'''

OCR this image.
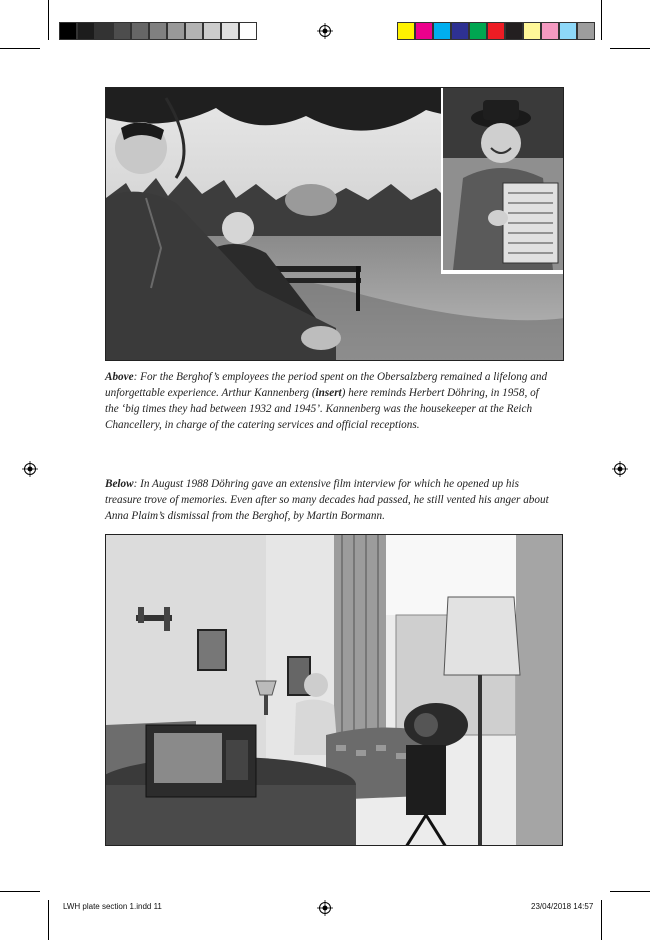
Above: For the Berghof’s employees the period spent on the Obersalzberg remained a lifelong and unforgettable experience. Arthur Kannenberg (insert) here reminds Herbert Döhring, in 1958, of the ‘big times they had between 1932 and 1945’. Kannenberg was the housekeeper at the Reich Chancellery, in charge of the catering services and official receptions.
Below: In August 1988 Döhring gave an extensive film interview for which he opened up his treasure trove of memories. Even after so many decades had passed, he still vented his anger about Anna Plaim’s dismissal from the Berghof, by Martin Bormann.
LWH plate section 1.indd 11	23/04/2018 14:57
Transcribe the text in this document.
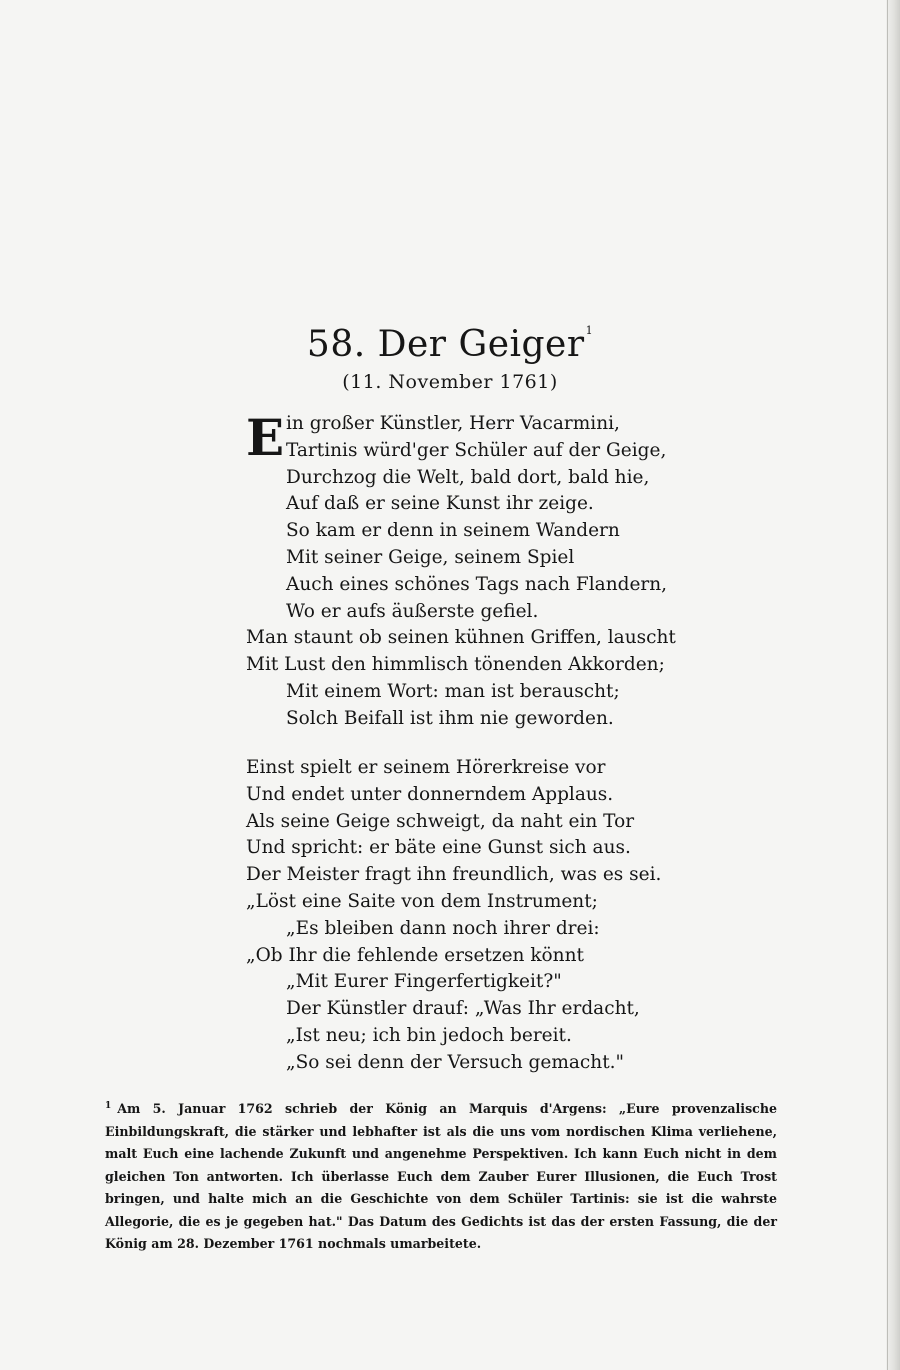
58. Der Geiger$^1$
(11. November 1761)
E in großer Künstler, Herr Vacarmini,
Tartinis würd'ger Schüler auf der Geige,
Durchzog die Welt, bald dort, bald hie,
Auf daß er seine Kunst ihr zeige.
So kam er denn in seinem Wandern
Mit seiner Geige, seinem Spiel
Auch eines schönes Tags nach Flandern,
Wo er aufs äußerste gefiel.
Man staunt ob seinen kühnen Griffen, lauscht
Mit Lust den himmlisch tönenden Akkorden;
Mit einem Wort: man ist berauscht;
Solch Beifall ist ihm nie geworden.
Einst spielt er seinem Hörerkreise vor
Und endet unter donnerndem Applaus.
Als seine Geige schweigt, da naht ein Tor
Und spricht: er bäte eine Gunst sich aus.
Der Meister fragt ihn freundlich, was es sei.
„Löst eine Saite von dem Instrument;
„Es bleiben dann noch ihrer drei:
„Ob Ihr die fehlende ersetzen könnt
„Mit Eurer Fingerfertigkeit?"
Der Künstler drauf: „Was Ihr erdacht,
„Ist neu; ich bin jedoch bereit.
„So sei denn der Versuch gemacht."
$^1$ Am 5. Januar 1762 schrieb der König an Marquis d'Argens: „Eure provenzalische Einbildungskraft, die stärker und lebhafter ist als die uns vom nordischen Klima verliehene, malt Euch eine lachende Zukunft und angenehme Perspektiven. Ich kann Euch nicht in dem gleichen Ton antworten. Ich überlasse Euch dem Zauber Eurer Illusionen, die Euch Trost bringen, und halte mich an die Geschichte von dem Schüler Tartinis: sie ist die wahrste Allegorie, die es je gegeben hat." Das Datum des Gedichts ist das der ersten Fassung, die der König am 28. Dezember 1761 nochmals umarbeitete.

'''
'''

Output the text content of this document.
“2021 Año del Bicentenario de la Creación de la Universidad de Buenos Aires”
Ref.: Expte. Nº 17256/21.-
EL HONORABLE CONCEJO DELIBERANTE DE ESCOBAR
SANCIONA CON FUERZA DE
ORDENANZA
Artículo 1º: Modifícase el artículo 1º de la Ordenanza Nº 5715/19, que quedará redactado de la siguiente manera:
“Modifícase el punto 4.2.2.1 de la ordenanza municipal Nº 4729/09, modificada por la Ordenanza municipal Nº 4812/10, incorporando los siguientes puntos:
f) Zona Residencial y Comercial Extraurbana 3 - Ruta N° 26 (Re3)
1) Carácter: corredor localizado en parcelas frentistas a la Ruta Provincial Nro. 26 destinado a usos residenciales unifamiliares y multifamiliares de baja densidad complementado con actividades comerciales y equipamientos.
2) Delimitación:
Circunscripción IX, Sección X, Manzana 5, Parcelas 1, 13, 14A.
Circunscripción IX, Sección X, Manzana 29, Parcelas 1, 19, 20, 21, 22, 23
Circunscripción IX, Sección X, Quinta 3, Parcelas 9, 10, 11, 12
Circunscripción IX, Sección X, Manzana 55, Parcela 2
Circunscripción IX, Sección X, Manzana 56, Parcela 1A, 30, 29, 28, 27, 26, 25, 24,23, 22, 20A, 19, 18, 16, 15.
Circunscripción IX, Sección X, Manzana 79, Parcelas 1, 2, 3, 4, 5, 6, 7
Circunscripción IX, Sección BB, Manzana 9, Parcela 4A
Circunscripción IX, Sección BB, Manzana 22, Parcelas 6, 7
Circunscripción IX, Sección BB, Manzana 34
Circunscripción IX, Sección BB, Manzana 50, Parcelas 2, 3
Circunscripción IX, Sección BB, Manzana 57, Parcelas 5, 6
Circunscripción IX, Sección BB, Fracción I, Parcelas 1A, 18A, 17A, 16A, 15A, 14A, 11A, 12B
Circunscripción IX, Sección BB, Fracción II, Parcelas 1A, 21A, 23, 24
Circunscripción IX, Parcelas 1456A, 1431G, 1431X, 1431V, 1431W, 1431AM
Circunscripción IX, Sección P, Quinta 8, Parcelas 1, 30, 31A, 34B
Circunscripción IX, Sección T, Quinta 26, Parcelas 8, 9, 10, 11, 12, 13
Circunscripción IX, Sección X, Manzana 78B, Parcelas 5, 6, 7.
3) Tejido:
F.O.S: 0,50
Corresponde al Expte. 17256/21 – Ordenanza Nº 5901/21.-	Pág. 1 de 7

'''

Task requirements — Above are the records. Copy every line in them holding "Tartinis".

Result —
Tartinis würd'ger Schüler auf der Geige,
$^1$ Am 5. Januar 1762 schrieb der König an Marquis d'Argens: „Eure provenzalische Einbildungskraft, die stärker und lebhafter ist als die uns vom nordischen Klima verliehene, malt Euch eine lachende Zukunft und angenehme Perspektiven. Ich kann Euch nicht in dem gleichen Ton antworten. Ich überlasse Euch dem Zauber Eurer Illusionen, die Euch Trost bringen, und halte mich an die Geschichte von dem Schüler Tartinis: sie ist die wahrste Allegorie, die es je gegeben hat." Das Datum des Gedichts ist das der ersten Fassung, die der König am 28. Dezember 1761 nochmals umarbeitete.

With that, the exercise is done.